§ INPUT

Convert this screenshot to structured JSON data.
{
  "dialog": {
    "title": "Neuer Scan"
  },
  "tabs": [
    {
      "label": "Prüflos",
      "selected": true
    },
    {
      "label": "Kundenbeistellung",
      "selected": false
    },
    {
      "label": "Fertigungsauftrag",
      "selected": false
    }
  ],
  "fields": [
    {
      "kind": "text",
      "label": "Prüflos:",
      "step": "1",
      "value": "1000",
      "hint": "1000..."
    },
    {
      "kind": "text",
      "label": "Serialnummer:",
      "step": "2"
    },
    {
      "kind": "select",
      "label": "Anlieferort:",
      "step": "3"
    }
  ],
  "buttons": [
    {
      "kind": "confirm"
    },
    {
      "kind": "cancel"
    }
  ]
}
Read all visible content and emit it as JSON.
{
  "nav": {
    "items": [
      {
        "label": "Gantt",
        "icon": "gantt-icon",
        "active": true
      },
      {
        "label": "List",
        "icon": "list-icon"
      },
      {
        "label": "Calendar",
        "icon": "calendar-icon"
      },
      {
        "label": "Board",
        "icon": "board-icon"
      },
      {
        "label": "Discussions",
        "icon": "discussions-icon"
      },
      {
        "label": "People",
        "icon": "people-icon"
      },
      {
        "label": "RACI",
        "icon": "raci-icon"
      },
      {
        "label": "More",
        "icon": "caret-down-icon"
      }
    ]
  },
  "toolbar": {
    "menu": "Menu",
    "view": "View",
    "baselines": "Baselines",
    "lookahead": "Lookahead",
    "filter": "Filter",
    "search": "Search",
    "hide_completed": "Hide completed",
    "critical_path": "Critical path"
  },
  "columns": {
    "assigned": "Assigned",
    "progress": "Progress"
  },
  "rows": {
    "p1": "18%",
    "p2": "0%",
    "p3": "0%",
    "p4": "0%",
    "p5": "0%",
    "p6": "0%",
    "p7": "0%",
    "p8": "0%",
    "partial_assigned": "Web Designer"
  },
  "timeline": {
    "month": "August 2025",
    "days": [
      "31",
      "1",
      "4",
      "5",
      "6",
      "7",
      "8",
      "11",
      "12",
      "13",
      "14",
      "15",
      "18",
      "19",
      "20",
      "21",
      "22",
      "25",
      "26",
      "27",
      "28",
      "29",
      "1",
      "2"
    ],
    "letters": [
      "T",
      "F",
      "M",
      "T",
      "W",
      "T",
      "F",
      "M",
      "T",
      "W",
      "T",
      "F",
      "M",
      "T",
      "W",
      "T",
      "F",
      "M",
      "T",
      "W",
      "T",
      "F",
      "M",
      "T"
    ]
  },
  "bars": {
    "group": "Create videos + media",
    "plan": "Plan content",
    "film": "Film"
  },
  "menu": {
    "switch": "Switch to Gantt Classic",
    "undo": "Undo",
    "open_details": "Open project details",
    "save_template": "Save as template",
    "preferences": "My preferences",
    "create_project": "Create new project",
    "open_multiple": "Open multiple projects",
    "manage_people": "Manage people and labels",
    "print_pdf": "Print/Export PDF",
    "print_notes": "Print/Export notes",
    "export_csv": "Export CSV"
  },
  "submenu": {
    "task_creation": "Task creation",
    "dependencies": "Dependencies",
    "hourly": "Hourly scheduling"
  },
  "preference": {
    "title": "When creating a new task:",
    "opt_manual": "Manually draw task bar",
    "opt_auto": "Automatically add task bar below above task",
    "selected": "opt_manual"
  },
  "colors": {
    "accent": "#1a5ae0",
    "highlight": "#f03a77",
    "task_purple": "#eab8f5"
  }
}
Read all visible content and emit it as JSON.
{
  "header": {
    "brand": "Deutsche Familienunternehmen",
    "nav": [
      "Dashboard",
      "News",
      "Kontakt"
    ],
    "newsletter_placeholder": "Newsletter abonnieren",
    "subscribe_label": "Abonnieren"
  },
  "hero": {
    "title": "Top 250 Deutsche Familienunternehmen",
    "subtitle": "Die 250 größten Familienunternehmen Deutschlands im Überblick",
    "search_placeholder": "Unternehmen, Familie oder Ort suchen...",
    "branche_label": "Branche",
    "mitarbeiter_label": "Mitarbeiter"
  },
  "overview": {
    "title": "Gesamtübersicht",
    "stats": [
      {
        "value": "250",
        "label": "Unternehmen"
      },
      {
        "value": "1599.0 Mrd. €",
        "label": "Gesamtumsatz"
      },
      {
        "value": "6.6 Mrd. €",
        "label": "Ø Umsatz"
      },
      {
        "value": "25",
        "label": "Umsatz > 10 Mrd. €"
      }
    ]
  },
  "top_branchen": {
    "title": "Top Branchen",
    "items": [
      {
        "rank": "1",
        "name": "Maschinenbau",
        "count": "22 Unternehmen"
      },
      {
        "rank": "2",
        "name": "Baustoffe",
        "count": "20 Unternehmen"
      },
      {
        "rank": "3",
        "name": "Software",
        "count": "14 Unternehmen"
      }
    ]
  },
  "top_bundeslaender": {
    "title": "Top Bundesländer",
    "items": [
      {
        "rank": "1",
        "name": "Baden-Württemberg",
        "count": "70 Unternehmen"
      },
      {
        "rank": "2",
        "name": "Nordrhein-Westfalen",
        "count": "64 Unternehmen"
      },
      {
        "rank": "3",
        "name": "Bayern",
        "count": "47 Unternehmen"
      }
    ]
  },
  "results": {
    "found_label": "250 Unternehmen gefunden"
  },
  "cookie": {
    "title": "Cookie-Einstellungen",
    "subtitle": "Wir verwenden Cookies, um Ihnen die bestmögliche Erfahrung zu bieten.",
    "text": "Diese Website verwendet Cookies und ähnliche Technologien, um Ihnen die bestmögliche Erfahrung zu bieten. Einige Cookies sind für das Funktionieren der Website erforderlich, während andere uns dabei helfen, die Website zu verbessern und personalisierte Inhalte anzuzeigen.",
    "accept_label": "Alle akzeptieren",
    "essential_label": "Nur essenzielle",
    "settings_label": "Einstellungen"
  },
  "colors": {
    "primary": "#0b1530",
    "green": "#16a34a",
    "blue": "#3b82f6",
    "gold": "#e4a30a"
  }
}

§ STATED PROBLEM
Give every line of the material again, exactly as it reads.

§ ANSWER FOR THIS EXERCISE
Convert this screenshot to structured JSON data.
{
  "dialog": {
    "title": "Neuer Scan"
  },
  "tabs": [
    {
      "label": "Prüflos",
      "selected": true
    },
    {
      "label": "Kundenbeistellung",
      "selected": false
    },
    {
      "label": "Fertigungsauftrag",
      "selected": false
    }
  ],
  "fields": [
    {
      "kind": "text",
      "label": "Prüflos:",
      "step": "1",
      "value": "1000",
      "hint": "1000..."
    },
    {
      "kind": "text",
      "label": "Serialnummer:",
      "step": "2"
    },
    {
      "kind": "select",
      "label": "Anlieferort:",
      "step": "3"
    }
  ],
  "buttons": [
    {
      "kind": "confirm"
    },
    {
      "kind": "cancel"
    }
  ]
}
Read all visible content and emit it as JSON.
{
  "nav": {
    "items": [
      {
        "label": "Gantt",
        "icon": "gantt-icon",
        "active": true
      },
      {
        "label": "List",
        "icon": "list-icon"
      },
      {
        "label": "Calendar",
        "icon": "calendar-icon"
      },
      {
        "label": "Board",
        "icon": "board-icon"
      },
      {
        "label": "Discussions",
        "icon": "discussions-icon"
      },
      {
        "label": "People",
        "icon": "people-icon"
      },
      {
        "label": "RACI",
        "icon": "raci-icon"
      },
      {
        "label": "More",
        "icon": "caret-down-icon"
      }
    ]
  },
  "toolbar": {
    "menu": "Menu",
    "view": "View",
    "baselines": "Baselines",
    "lookahead": "Lookahead",
    "filter": "Filter",
    "search": "Search",
    "hide_completed": "Hide completed",
    "critical_path": "Critical path"
  },
  "columns": {
    "assigned": "Assigned",
    "progress": "Progress"
  },
  "rows": {
    "p1": "18%",
    "p2": "0%",
    "p3": "0%",
    "p4": "0%",
    "p5": "0%",
    "p6": "0%",
    "p7": "0%",
    "p8": "0%",
    "partial_assigned": "Web Designer"
  },
  "timeline": {
    "month": "August 2025",
    "days": [
      "31",
      "1",
      "4",
      "5",
      "6",
      "7",
      "8",
      "11",
      "12",
      "13",
      "14",
      "15",
      "18",
      "19",
      "20",
      "21",
      "22",
      "25",
      "26",
      "27",
      "28",
      "29",
      "1",
      "2"
    ],
    "letters": [
      "T",
      "F",
      "M",
      "T",
      "W",
      "T",
      "F",
      "M",
      "T",
      "W",
      "T",
      "F",
      "M",
      "T",
      "W",
      "T",
      "F",
      "M",
      "T",
      "W",
      "T",
      "F",
      "M",
      "T"
    ]
  },
  "bars": {
    "group": "Create videos + media",
    "plan": "Plan content",
    "film": "Film"
  },
  "menu": {
    "switch": "Switch to Gantt Classic",
    "undo": "Undo",
    "open_details": "Open project details",
    "save_template": "Save as template",
    "preferences": "My preferences",
    "create_project": "Create new project",
    "open_multiple": "Open multiple projects",
    "manage_people": "Manage people and labels",
    "print_pdf": "Print/Export PDF",
    "print_notes": "Print/Export notes",
    "export_csv": "Export CSV"
  },
  "submenu": {
    "task_creation": "Task creation",
    "dependencies": "Dependencies",
    "hourly": "Hourly scheduling"
  },
  "preference": {
    "title": "When creating a new task:",
    "opt_manual": "Manually draw task bar",
    "opt_auto": "Automatically add task bar below above task",
    "selected": "opt_manual"
  },
  "colors": {
    "accent": "#1a5ae0",
    "highlight": "#f03a77",
    "task_purple": "#eab8f5"
  }
}
Read all visible content and emit it as JSON.
{
  "header": {
    "brand": "Deutsche Familienunternehmen",
    "nav": [
      "Dashboard",
      "News",
      "Kontakt"
    ],
    "newsletter_placeholder": "Newsletter abonnieren",
    "subscribe_label": "Abonnieren"
  },
  "hero": {
    "title": "Top 250 Deutsche Familienunternehmen",
    "subtitle": "Die 250 größten Familienunternehmen Deutschlands im Überblick",
    "search_placeholder": "Unternehmen, Familie oder Ort suchen...",
    "branche_label": "Branche",
    "mitarbeiter_label": "Mitarbeiter"
  },
  "overview": {
    "title": "Gesamtübersicht",
    "stats": [
      {
        "value": "250",
        "label": "Unternehmen"
      },
      {
        "value": "1599.0 Mrd. €",
        "label": "Gesamtumsatz"
      },
      {
        "value": "6.6 Mrd. €",
        "label": "Ø Umsatz"
      },
      {
        "value": "25",
        "label": "Umsatz > 10 Mrd. €"
      }
    ]
  },
  "top_branchen": {
    "title": "Top Branchen",
    "items": [
      {
        "rank": "1",
        "name": "Maschinenbau",
        "count": "22 Unternehmen"
      },
      {
        "rank": "2",
        "name": "Baustoffe",
        "count": "20 Unternehmen"
      },
      {
        "rank": "3",
        "name": "Software",
        "count": "14 Unternehmen"
      }
    ]
  },
  "top_bundeslaender": {
    "title": "Top Bundesländer",
    "items": [
      {
        "rank": "1",
        "name": "Baden-Württemberg",
        "count": "70 Unternehmen"
      },
      {
        "rank": "2",
        "name": "Nordrhein-Westfalen",
        "count": "64 Unternehmen"
      },
      {
        "rank": "3",
        "name": "Bayern",
        "count": "47 Unternehmen"
      }
    ]
  },
  "results": {
    "found_label": "250 Unternehmen gefunden"
  },
  "cookie": {
    "title": "Cookie-Einstellungen",
    "subtitle": "Wir verwenden Cookies, um Ihnen die bestmögliche Erfahrung zu bieten.",
    "text": "Diese Website verwendet Cookies und ähnliche Technologien, um Ihnen die bestmögliche Erfahrung zu bieten. Einige Cookies sind für das Funktionieren der Website erforderlich, während andere uns dabei helfen, die Website zu verbessern und personalisierte Inhalte anzuzeigen.",
    "accept_label": "Alle akzeptieren",
    "essential_label": "Nur essenzielle",
    "settings_label": "Einstellungen"
  },
  "colors": {
    "primary": "#0b1530",
    "green": "#16a34a",
    "blue": "#3b82f6",
    "gold": "#e4a30a"
  }
}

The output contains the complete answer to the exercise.